[Data about app and page elements]
· · · · · · ·
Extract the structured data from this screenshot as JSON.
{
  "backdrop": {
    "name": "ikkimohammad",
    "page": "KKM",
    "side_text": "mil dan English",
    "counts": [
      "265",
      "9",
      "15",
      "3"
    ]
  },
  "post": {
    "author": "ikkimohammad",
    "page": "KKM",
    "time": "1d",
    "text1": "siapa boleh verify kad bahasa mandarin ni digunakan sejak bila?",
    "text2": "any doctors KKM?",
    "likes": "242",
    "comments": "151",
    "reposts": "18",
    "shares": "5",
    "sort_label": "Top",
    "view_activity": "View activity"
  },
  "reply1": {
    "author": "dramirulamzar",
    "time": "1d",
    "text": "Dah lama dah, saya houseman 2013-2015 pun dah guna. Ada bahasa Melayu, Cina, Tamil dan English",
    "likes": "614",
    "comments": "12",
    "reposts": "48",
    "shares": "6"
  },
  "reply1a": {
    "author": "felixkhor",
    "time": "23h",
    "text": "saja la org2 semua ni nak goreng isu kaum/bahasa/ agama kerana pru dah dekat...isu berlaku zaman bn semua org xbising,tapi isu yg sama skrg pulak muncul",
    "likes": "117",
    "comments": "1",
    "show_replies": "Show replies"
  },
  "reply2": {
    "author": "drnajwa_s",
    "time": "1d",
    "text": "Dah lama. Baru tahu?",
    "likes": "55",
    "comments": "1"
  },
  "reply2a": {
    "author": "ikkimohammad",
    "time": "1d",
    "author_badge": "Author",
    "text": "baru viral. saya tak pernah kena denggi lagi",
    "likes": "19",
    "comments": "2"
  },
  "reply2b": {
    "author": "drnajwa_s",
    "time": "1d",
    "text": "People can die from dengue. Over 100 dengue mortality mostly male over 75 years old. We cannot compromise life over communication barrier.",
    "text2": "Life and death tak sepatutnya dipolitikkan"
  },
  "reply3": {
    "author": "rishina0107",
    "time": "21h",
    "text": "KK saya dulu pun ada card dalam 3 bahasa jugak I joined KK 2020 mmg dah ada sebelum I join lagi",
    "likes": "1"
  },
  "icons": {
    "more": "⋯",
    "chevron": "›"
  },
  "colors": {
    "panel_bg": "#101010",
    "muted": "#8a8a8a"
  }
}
· · · · · · ·
Please copy out each line in the entries that mentions the string "from".

_Answer section_.
Extract the structured data from this screenshot as JSON.
    "text": "People can die from dengue. Over 100 dengue mortality mostly male over 75 years old. We cannot compromise life over communication barrier.",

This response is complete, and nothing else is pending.